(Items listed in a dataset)
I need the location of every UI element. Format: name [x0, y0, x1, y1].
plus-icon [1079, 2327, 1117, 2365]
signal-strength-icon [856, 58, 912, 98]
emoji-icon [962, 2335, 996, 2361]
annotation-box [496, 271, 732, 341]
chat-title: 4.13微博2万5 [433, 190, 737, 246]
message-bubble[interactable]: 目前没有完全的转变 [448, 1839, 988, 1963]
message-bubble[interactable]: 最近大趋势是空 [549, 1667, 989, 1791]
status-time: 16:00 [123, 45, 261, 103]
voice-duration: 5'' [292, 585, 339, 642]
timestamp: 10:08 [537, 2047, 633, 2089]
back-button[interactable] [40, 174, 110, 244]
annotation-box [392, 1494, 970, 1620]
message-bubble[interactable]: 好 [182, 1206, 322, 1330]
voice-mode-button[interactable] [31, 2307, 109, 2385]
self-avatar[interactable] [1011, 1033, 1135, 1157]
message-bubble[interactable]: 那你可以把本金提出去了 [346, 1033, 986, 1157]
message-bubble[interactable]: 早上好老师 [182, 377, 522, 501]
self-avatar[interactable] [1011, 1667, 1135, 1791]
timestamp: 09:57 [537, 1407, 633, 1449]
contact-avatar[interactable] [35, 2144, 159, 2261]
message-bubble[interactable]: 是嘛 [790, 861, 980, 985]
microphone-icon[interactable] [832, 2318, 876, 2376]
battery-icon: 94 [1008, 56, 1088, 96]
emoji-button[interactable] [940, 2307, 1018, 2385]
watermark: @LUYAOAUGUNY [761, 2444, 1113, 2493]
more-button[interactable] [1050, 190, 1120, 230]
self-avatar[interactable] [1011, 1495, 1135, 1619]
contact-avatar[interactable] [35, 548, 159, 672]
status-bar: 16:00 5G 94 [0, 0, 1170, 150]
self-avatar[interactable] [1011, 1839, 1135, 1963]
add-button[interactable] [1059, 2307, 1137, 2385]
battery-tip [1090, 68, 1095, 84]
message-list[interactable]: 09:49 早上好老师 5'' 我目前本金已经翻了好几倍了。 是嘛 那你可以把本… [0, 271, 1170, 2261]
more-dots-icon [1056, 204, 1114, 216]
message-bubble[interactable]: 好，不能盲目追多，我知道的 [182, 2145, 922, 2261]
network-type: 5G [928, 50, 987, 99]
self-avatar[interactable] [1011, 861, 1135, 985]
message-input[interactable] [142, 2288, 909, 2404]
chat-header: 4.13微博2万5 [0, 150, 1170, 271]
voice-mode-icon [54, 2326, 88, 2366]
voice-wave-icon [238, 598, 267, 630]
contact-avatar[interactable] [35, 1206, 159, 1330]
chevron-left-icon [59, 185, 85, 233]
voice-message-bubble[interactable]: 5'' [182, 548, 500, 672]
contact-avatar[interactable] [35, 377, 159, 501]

_WHAT TO WORK ON_
Pick out and copy each line of the records that contains the string "avatar".

_WORKED ANSWER_
self-avatar[interactable] [1011, 1033, 1135, 1157]
self-avatar[interactable] [1011, 1667, 1135, 1791]
contact-avatar[interactable] [35, 2144, 159, 2261]
self-avatar[interactable] [1011, 1495, 1135, 1619]
contact-avatar[interactable] [35, 548, 159, 672]
self-avatar[interactable] [1011, 1839, 1135, 1963]
self-avatar[interactable] [1011, 861, 1135, 985]
contact-avatar[interactable] [35, 1206, 159, 1330]
contact-avatar[interactable] [35, 377, 159, 501]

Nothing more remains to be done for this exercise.